What you are asked to do: Check each line of the records below and collect those that include the word "Methodology".

Listing:
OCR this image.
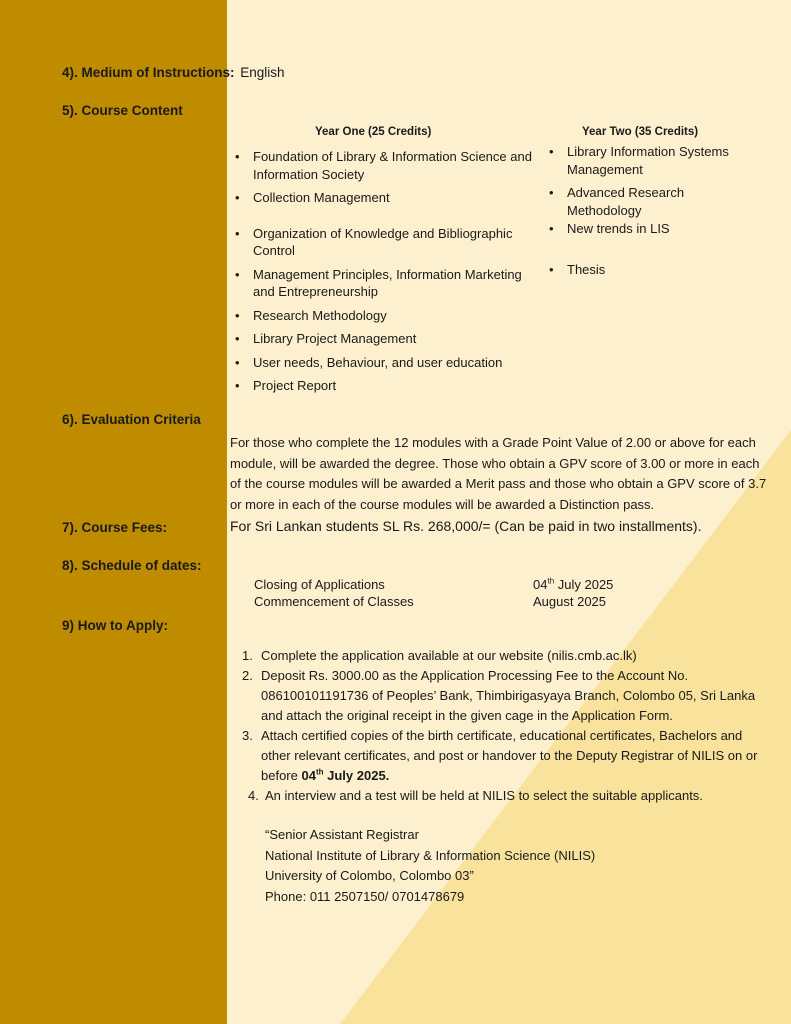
4). Medium of Instructions: English
5). Course Content
Year One (25 Credits)
• Foundation of Library & Information Science and Information Society
• Collection Management
• Organization of Knowledge and Bibliographic Control
• Management Principles, Information Marketing and Entrepreneurship
• Research Methodology
• Library Project Management
• User needs, Behaviour, and user education
• Project Report
Year Two (35 Credits)
• Library Information Systems Management
• Advanced Research Methodology
• New trends in LIS
• Thesis
6). Evaluation Criteria
For those who complete the 12 modules with a Grade Point Value of 2.00 or above for each module, will be awarded the degree. Those who obtain a GPV score of 3.00 or more in each of the course modules will be awarded a Merit pass and those who obtain a GPV score of 3.7 or more in each of the course modules will be awarded a Distinction pass.
7). Course Fees:	For Sri Lankan students SL Rs. 268,000/= (Can be paid in two installments).
8). Schedule of dates:
Closing of Applications	04th July 2025
Commencement of Classes	August 2025
9) How to Apply:
1. Complete the application available at our website (nilis.cmb.ac.lk)
2. Deposit Rs. 3000.00 as the Application Processing Fee to the Account No. 086100101191736 of Peoples’ Bank, Thimbirigasyaya Branch, Colombo 05, Sri Lanka and attach the original receipt in the given cage in the Application Form.
3. Attach certified copies of the birth certificate, educational certificates, Bachelors and other relevant certificates, and post or handover to the Deputy Registrar of NILIS on or before 04th July 2025.
4. An interview and a test will be held at NILIS to select the suitable applicants.
“Senior Assistant Registrar
National Institute of Library & Information Science (NILIS)
University of Colombo, Colombo 03”
Phone: 011 2507150/ 0701478679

Correct output:
• Research Methodology
• Advanced Research Methodology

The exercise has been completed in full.